Task input
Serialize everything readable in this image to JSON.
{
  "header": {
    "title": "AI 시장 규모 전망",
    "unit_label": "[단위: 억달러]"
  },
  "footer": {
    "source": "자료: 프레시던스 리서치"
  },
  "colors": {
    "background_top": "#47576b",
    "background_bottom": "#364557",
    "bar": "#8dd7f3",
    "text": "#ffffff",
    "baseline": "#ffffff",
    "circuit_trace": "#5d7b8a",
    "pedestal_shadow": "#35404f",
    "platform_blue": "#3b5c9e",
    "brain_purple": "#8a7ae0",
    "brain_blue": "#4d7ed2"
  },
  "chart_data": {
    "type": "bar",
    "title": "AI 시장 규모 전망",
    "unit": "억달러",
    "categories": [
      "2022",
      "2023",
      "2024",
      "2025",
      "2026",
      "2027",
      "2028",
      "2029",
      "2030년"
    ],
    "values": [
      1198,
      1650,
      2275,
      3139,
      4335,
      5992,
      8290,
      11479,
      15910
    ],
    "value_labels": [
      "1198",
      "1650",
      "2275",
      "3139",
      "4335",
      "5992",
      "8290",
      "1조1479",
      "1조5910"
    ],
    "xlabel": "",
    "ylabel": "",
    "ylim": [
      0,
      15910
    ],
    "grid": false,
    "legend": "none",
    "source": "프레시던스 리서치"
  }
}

Exercise details
Every entry must be retyped in full, exactly as given.

Answer to the exercise
Serialize everything readable in this image to JSON.
{
  "header": {
    "title": "AI 시장 규모 전망",
    "unit_label": "[단위: 억달러]"
  },
  "footer": {
    "source": "자료: 프레시던스 리서치"
  },
  "colors": {
    "background_top": "#47576b",
    "background_bottom": "#364557",
    "bar": "#8dd7f3",
    "text": "#ffffff",
    "baseline": "#ffffff",
    "circuit_trace": "#5d7b8a",
    "pedestal_shadow": "#35404f",
    "platform_blue": "#3b5c9e",
    "brain_purple": "#8a7ae0",
    "brain_blue": "#4d7ed2"
  },
  "chart_data": {
    "type": "bar",
    "title": "AI 시장 규모 전망",
    "unit": "억달러",
    "categories": [
      "2022",
      "2023",
      "2024",
      "2025",
      "2026",
      "2027",
      "2028",
      "2029",
      "2030년"
    ],
    "values": [
      1198,
      1650,
      2275,
      3139,
      4335,
      5992,
      8290,
      11479,
      15910
    ],
    "value_labels": [
      "1198",
      "1650",
      "2275",
      "3139",
      "4335",
      "5992",
      "8290",
      "1조1479",
      "1조5910"
    ],
    "xlabel": "",
    "ylabel": "",
    "ylim": [
      0,
      15910
    ],
    "grid": false,
    "legend": "none",
    "source": "프레시던스 리서치"
  }
}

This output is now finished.